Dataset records
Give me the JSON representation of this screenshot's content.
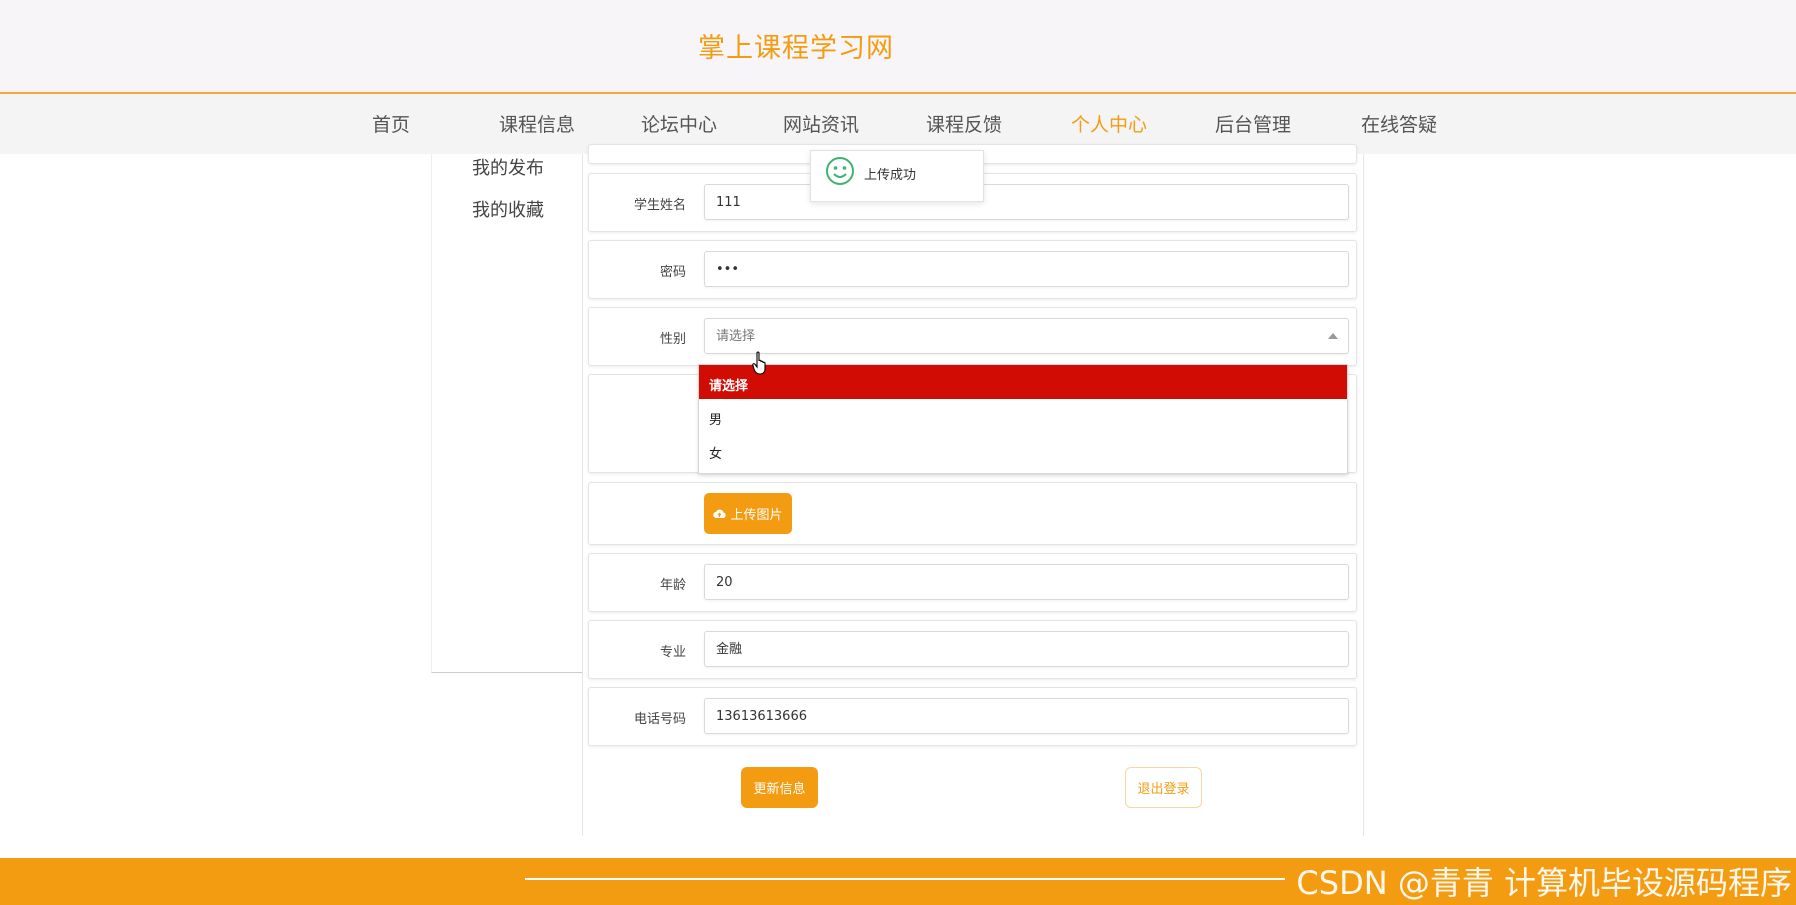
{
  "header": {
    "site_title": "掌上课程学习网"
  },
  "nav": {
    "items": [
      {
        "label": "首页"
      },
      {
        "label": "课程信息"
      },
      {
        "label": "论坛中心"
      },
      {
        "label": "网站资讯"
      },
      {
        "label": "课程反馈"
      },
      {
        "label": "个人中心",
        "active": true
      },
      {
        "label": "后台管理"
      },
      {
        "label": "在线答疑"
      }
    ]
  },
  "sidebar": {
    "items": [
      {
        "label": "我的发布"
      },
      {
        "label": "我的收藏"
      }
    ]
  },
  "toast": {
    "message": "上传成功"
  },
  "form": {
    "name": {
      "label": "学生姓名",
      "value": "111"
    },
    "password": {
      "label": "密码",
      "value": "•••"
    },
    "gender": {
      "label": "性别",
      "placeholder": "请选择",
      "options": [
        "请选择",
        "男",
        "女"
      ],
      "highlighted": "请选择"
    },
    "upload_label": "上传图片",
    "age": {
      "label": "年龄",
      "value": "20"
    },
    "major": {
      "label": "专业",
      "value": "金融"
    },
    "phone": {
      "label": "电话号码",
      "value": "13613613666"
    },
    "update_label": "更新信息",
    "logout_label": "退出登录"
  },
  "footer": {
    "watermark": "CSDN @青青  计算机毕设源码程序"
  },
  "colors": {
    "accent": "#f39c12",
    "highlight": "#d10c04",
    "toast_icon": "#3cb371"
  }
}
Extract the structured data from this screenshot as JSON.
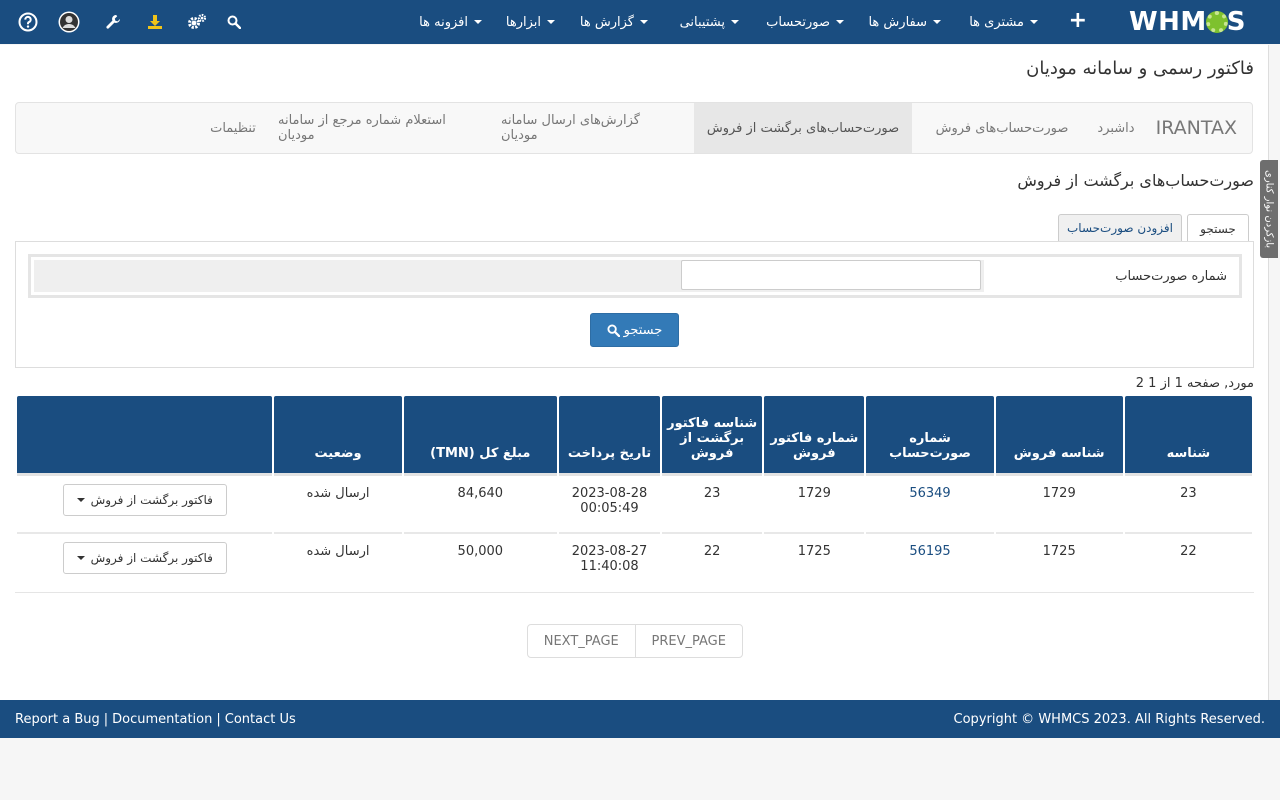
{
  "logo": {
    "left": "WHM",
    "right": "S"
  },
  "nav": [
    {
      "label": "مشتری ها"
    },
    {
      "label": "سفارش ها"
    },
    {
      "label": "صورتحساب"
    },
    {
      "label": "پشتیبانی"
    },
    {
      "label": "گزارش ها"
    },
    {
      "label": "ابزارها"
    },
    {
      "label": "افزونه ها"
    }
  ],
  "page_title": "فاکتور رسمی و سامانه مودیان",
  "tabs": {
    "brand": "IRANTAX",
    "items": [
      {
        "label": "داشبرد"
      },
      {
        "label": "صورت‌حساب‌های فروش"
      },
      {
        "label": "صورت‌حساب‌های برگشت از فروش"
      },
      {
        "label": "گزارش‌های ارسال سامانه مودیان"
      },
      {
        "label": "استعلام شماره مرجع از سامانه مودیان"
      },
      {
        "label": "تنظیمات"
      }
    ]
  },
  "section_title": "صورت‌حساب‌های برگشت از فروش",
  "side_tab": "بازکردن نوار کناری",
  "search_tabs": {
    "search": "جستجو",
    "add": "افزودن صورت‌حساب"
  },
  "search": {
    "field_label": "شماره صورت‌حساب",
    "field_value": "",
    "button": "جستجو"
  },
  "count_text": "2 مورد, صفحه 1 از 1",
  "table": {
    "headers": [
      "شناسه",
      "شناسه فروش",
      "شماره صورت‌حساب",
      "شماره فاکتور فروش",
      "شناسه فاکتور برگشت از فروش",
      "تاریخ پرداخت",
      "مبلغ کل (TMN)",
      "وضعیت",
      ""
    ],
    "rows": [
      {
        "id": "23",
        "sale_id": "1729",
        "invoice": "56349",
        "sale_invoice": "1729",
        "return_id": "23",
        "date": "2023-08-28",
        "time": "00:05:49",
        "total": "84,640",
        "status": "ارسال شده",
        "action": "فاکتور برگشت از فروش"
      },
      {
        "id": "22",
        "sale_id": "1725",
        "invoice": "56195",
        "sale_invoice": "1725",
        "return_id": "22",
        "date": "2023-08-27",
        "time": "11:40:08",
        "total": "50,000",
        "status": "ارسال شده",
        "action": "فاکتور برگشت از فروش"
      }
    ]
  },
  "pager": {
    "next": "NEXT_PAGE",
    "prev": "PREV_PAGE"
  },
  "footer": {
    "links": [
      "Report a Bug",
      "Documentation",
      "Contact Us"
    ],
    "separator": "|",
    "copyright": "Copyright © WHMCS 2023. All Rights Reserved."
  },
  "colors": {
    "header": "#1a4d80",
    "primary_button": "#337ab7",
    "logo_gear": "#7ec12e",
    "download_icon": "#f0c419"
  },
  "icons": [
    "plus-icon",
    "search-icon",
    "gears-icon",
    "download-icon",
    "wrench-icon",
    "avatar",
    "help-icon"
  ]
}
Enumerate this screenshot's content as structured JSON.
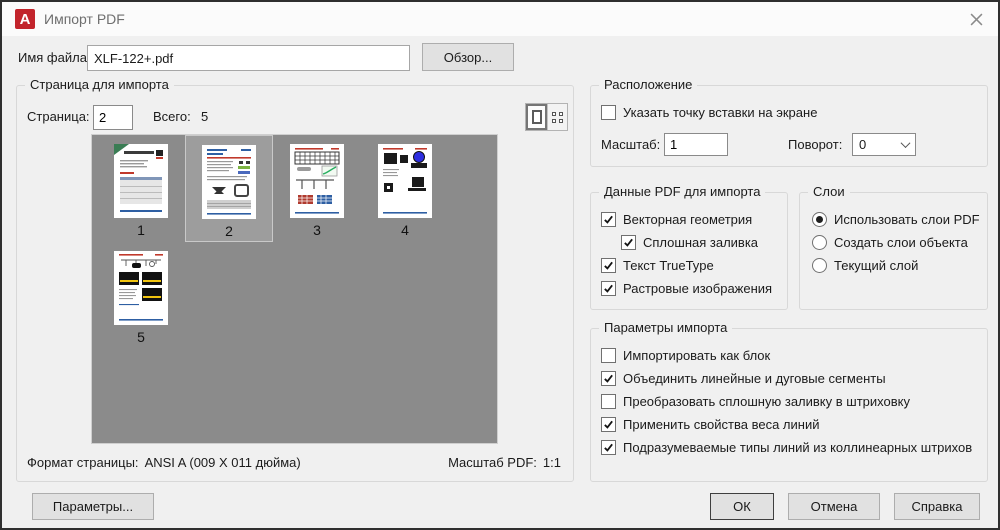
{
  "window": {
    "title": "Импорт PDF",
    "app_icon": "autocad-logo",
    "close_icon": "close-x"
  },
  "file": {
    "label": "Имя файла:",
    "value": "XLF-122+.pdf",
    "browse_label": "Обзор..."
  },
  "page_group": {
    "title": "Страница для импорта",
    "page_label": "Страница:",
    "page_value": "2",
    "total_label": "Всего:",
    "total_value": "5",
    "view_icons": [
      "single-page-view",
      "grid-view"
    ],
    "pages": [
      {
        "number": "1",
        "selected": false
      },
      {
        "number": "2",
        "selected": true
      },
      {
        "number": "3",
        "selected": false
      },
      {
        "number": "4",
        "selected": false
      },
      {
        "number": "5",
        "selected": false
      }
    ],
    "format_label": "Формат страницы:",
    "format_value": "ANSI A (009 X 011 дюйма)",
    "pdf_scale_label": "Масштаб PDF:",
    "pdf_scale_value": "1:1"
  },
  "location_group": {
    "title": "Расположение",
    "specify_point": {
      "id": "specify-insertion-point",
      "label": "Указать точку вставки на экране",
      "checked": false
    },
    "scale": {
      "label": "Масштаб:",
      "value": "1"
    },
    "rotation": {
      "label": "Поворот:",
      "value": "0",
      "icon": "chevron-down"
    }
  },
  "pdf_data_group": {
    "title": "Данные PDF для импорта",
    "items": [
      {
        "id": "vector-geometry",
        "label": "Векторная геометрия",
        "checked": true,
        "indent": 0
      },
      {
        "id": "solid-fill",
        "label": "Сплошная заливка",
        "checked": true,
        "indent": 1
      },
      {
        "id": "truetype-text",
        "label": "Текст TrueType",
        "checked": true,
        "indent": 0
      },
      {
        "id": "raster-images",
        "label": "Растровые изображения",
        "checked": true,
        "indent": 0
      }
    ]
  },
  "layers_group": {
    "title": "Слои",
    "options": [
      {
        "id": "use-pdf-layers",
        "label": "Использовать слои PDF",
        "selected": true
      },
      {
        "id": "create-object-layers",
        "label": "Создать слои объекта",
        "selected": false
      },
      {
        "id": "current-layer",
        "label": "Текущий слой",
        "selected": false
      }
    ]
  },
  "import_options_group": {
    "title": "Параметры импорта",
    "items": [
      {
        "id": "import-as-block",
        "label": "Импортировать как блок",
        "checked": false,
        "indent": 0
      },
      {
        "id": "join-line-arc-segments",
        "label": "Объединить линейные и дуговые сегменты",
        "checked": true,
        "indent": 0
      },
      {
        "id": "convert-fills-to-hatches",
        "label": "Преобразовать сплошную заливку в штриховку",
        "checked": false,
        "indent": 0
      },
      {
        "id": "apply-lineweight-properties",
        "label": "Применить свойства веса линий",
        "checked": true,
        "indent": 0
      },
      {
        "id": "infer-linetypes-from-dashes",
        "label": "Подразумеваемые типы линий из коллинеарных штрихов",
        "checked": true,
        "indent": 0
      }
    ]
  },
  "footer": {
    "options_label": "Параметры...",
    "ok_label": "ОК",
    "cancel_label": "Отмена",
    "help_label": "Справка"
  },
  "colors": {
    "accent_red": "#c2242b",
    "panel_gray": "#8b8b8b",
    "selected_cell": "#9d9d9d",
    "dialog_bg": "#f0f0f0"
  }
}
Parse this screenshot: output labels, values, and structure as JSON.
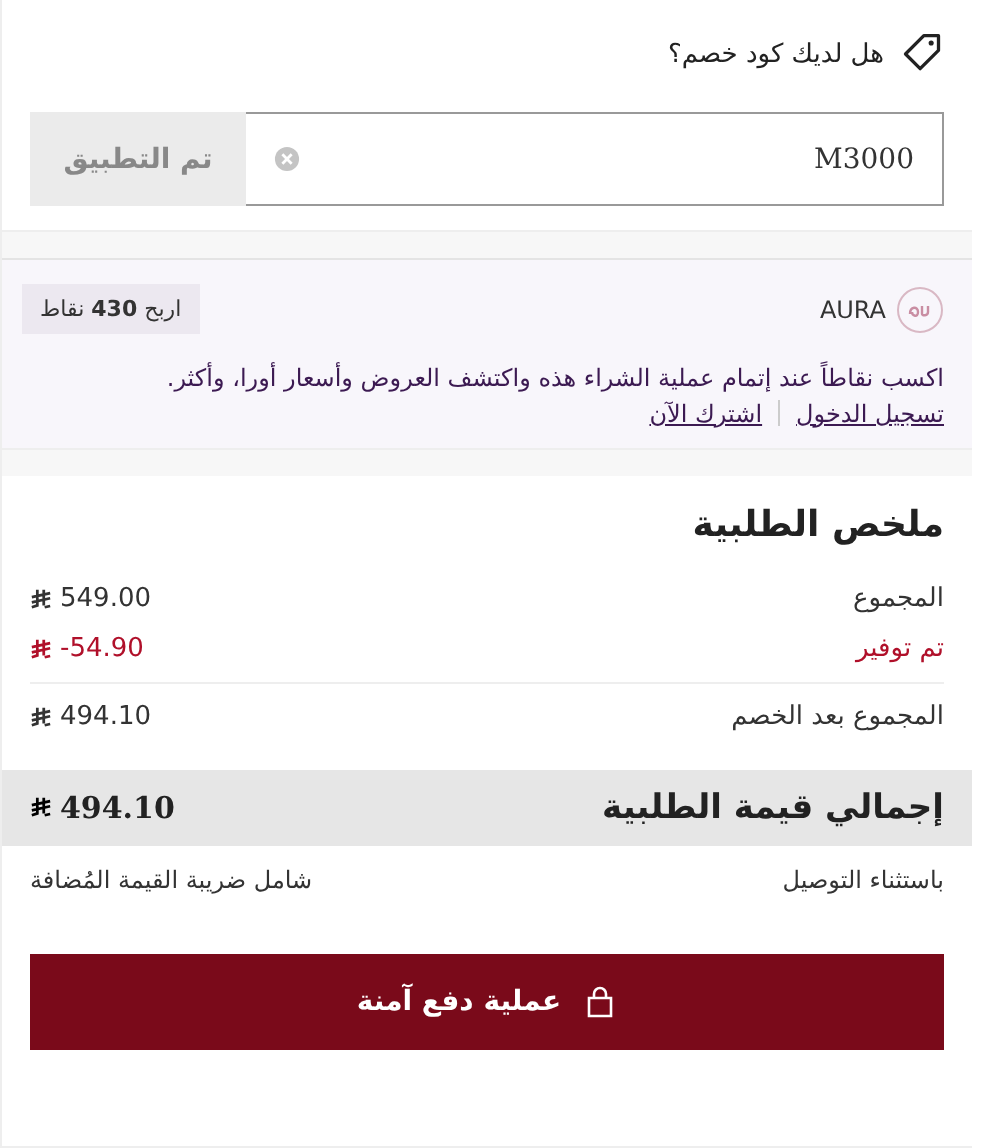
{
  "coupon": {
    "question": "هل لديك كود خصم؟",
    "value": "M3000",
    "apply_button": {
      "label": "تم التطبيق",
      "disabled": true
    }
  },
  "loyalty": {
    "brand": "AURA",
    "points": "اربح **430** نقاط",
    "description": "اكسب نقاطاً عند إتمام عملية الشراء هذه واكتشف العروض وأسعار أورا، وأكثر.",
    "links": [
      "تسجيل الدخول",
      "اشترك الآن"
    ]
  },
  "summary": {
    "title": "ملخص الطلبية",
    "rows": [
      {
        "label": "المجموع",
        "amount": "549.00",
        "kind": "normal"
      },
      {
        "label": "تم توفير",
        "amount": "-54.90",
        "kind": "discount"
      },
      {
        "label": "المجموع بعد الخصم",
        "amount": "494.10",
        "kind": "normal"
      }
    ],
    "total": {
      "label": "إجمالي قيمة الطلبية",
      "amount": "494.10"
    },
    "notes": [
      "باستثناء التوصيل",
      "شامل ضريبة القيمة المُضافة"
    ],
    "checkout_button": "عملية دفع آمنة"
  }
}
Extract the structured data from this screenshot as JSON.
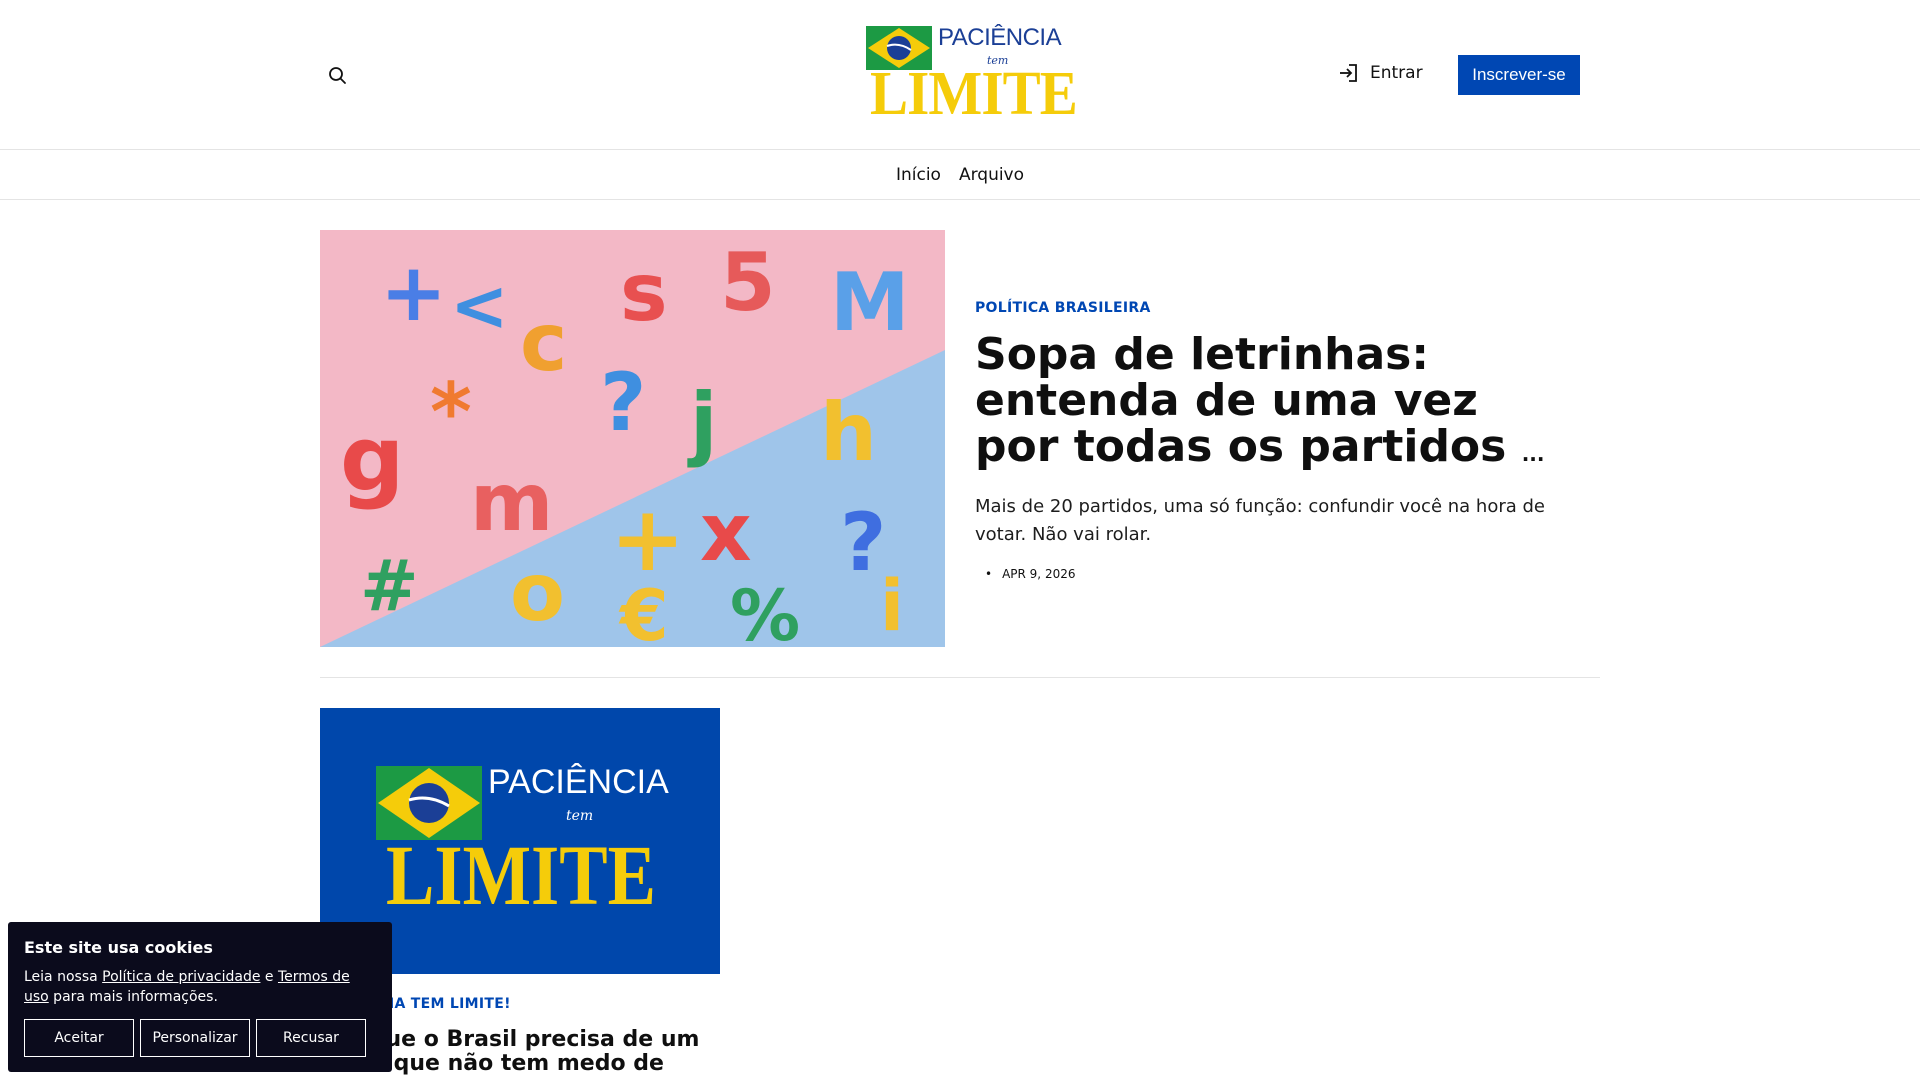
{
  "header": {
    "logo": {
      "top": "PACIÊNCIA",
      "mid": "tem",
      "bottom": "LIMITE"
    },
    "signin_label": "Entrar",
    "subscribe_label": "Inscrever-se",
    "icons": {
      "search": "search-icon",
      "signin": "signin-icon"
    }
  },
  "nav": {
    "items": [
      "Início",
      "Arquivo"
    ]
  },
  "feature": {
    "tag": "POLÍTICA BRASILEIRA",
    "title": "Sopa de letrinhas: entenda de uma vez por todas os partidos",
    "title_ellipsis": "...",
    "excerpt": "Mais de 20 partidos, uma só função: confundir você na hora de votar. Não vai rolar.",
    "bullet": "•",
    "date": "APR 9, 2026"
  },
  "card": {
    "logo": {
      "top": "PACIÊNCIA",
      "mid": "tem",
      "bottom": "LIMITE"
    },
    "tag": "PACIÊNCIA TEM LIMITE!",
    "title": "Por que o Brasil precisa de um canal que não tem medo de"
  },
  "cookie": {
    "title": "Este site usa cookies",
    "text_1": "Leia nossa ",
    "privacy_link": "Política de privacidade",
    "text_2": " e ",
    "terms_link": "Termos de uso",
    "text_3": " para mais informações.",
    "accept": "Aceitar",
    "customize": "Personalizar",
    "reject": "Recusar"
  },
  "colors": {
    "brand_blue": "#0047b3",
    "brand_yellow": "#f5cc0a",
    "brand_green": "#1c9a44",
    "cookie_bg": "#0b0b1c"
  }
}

GOAL
Give only the count of lines in the data that include the string "گزارش".

OUTPUT OF THE TASK
2